> [Exercise instructions] Copy out each line of the material in which the word "Surveillance" appears.

> [The input]
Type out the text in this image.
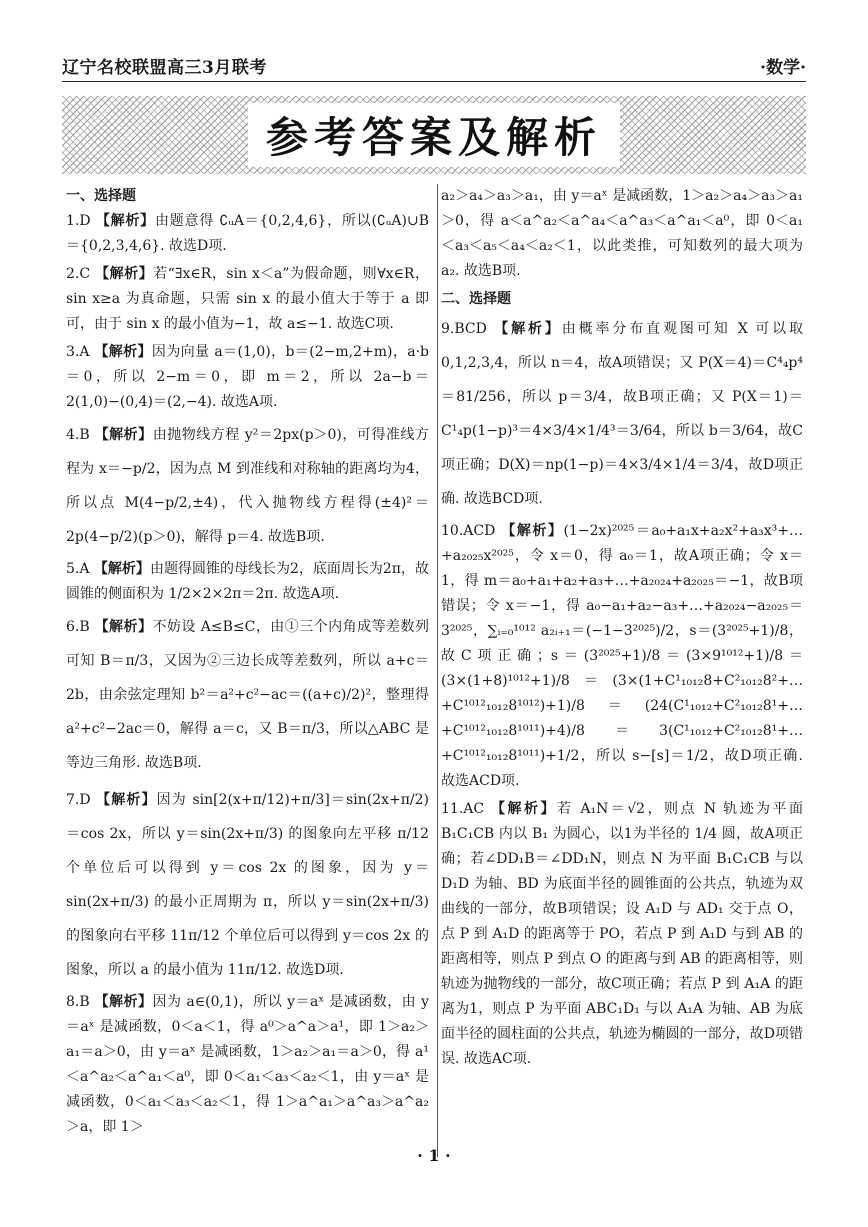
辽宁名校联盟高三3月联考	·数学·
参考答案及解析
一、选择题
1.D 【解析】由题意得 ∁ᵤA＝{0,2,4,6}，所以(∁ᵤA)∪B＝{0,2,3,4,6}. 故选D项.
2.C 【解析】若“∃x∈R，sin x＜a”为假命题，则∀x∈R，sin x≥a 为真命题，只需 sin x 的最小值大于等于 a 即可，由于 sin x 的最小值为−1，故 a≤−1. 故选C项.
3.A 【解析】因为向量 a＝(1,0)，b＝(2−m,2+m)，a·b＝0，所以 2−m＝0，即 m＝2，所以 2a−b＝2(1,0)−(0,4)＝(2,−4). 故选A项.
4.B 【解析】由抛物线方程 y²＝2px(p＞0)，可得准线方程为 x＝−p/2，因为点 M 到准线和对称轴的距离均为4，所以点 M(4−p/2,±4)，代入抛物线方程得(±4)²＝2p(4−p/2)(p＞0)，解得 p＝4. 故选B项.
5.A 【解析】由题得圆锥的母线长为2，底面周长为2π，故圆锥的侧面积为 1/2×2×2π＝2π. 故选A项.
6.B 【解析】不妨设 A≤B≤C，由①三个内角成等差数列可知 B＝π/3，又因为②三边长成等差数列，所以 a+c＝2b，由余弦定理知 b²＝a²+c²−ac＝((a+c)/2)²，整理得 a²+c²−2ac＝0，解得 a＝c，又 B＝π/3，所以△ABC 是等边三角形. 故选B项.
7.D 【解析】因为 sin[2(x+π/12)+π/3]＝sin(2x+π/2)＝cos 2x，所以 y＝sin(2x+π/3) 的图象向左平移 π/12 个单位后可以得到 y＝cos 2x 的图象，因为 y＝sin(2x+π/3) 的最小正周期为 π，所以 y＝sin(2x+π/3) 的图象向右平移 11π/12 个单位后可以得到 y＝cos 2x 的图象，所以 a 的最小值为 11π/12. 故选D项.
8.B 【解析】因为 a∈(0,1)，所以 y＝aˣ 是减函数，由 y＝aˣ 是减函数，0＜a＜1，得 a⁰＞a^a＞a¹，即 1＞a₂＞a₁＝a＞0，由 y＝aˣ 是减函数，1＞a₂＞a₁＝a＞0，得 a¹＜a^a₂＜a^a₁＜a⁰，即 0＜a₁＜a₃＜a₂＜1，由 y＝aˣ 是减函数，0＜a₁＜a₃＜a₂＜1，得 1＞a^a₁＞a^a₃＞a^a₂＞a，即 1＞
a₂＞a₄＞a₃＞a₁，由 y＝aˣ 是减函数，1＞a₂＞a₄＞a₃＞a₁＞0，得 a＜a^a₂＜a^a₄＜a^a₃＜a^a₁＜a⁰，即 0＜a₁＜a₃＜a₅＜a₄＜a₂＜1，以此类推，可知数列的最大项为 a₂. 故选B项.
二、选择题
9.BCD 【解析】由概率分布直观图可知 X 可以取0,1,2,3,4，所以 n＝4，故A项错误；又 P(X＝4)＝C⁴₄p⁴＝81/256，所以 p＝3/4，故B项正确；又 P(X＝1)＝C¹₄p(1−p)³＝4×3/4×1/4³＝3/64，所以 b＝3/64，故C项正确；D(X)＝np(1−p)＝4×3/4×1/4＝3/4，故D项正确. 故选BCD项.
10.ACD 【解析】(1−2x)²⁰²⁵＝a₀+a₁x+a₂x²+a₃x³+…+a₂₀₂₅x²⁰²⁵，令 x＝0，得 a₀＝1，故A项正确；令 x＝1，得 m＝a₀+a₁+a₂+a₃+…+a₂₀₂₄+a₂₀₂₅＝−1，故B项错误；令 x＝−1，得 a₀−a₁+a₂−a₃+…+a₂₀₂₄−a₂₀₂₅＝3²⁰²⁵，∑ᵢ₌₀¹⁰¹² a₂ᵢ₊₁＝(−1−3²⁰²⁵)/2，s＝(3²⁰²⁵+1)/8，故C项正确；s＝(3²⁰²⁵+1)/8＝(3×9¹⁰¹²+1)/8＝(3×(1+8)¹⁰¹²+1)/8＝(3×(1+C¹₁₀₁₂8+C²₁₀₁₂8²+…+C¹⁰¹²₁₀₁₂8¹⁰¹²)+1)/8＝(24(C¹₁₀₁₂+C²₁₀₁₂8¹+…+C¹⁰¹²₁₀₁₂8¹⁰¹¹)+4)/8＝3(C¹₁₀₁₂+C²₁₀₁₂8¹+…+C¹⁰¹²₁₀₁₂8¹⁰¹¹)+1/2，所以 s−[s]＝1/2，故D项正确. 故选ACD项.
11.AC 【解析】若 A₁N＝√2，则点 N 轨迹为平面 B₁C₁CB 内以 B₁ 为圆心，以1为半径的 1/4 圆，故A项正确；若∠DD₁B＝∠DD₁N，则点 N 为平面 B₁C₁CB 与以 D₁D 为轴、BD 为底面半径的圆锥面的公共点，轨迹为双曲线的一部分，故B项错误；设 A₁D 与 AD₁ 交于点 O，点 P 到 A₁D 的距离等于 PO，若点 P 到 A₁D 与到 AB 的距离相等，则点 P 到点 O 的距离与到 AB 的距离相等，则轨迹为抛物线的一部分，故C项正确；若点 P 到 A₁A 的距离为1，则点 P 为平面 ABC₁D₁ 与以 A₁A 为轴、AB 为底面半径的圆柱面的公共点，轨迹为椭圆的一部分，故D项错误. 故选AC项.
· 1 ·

--

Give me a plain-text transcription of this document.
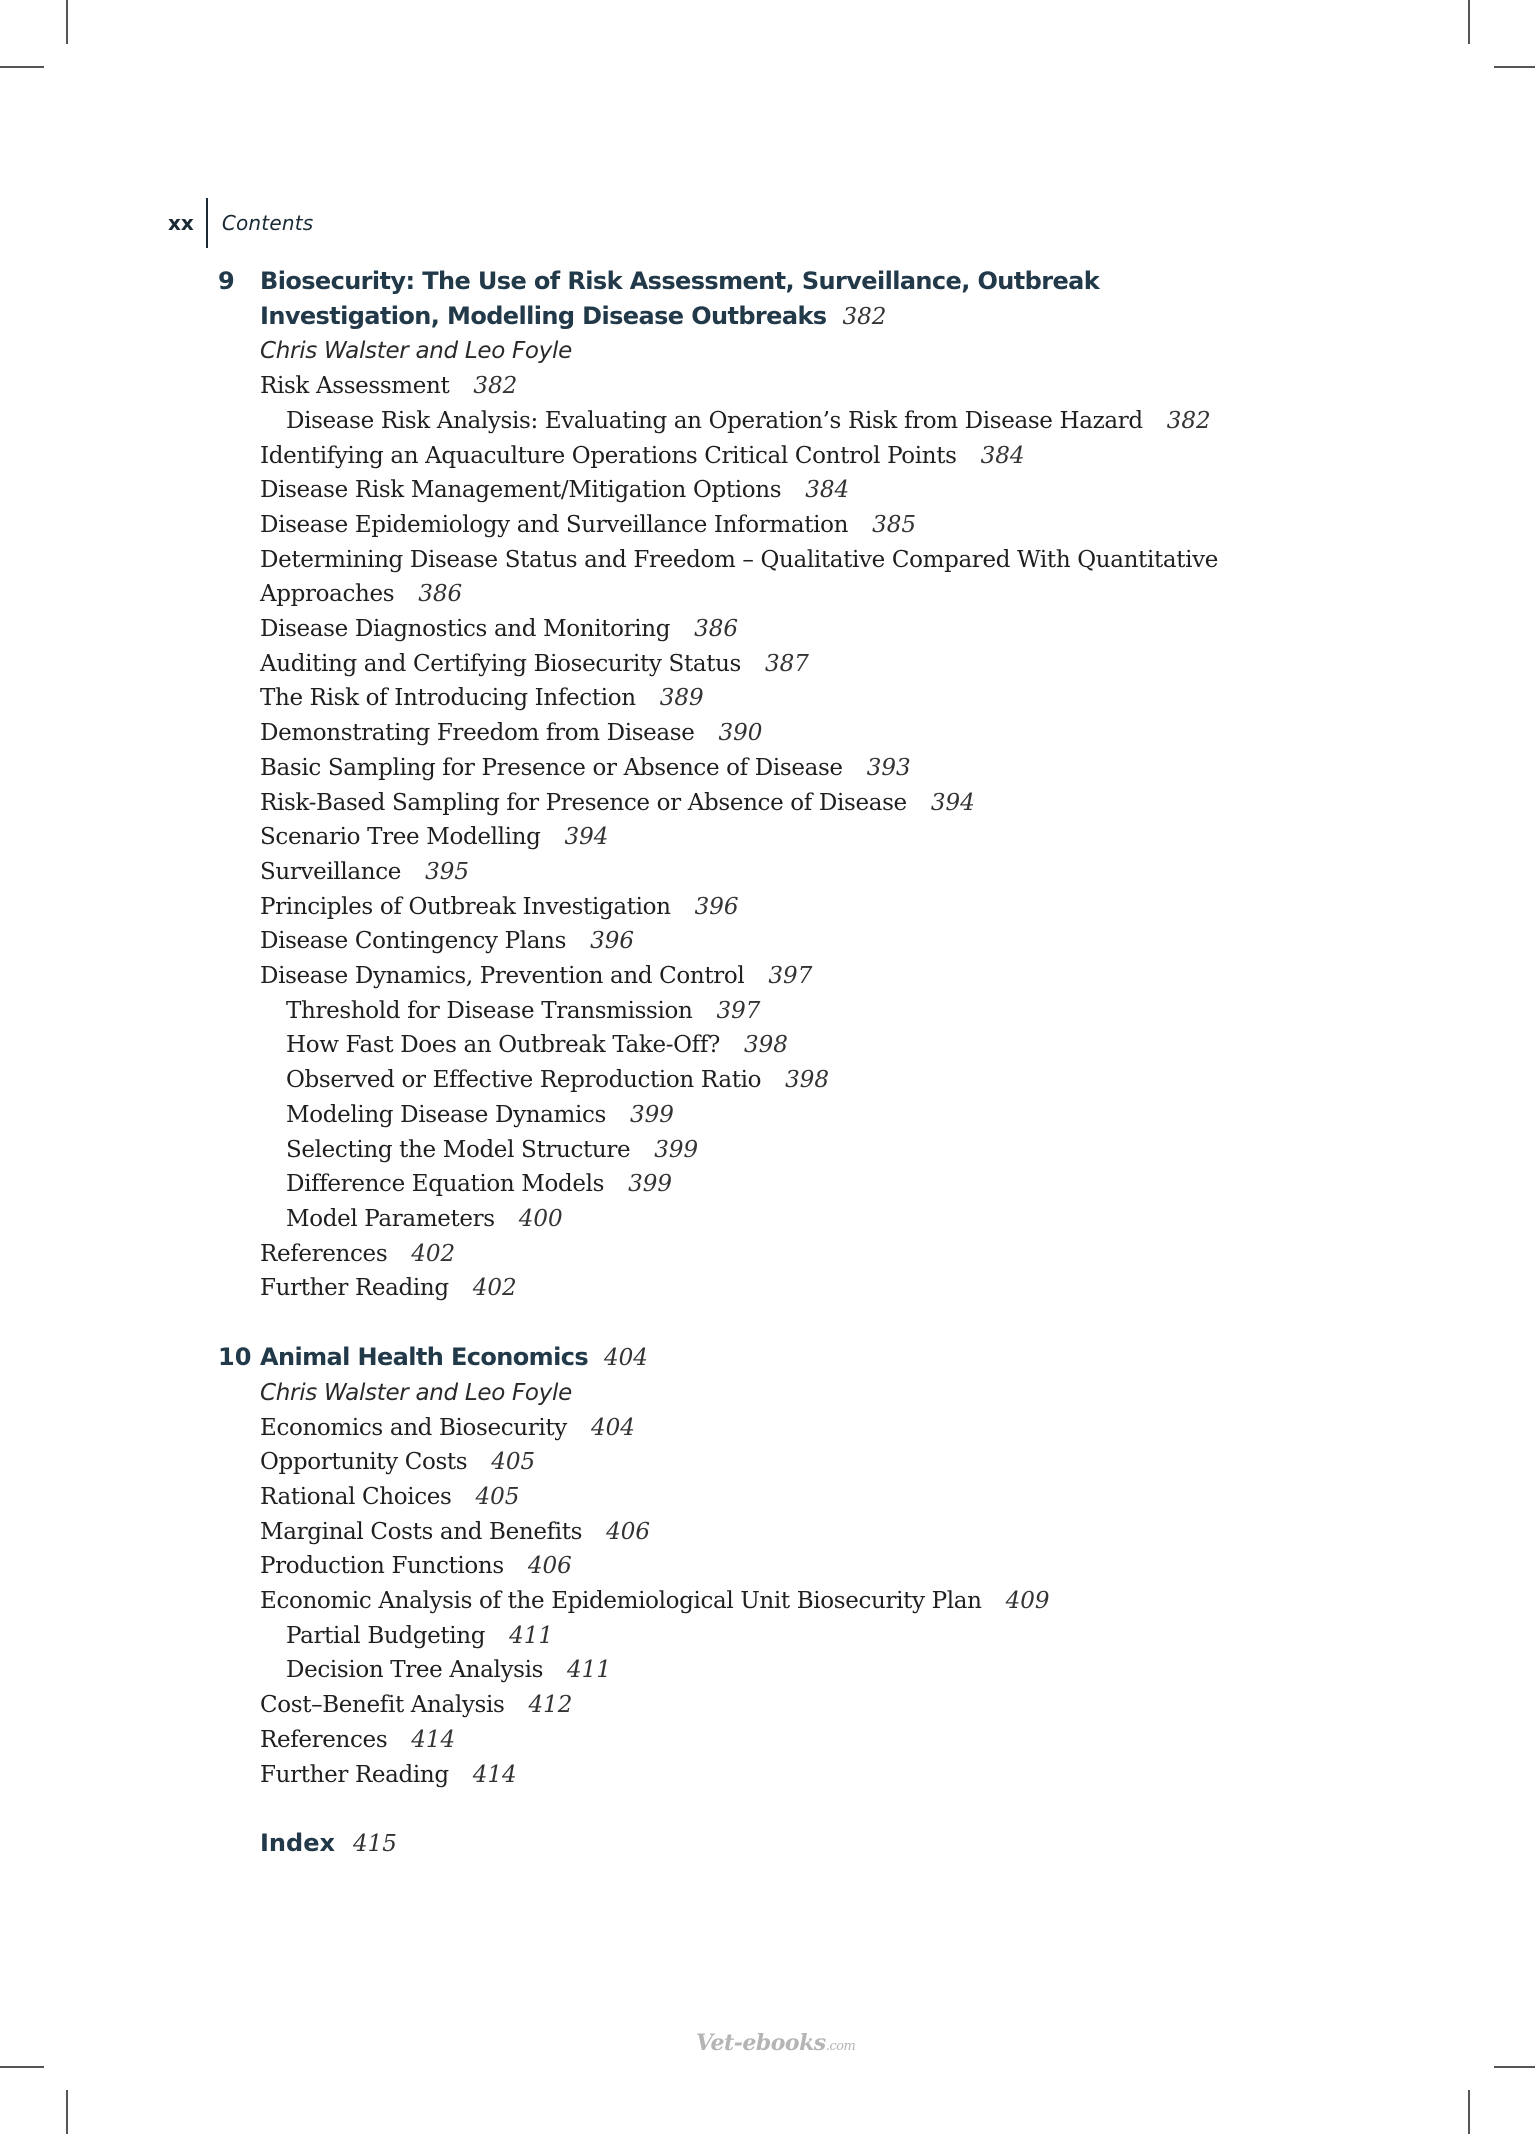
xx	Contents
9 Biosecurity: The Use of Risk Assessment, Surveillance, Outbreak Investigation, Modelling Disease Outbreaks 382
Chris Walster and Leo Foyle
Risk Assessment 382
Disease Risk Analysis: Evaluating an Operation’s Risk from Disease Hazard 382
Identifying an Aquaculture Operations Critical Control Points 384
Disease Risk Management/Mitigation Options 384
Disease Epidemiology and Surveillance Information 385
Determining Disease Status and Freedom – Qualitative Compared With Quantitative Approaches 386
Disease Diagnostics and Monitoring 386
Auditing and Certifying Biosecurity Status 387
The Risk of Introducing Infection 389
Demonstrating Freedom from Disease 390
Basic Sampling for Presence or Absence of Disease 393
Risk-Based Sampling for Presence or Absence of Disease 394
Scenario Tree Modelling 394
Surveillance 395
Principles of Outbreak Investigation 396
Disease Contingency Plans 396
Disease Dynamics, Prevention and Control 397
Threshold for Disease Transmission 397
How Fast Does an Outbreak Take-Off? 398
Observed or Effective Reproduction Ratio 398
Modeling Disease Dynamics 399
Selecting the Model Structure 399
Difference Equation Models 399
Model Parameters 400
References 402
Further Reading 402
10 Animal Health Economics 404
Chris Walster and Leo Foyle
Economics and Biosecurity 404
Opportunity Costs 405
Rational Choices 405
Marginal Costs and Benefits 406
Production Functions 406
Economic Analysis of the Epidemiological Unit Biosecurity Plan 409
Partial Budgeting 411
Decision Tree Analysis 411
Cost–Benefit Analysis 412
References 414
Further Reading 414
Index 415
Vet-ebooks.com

> [Result of this task]
9 Biosecurity: The Use of Risk Assessment, Surveillance, Outbreak Investigation, Modelling Disease Outbreaks 382
Disease Epidemiology and Surveillance Information 385
Surveillance 395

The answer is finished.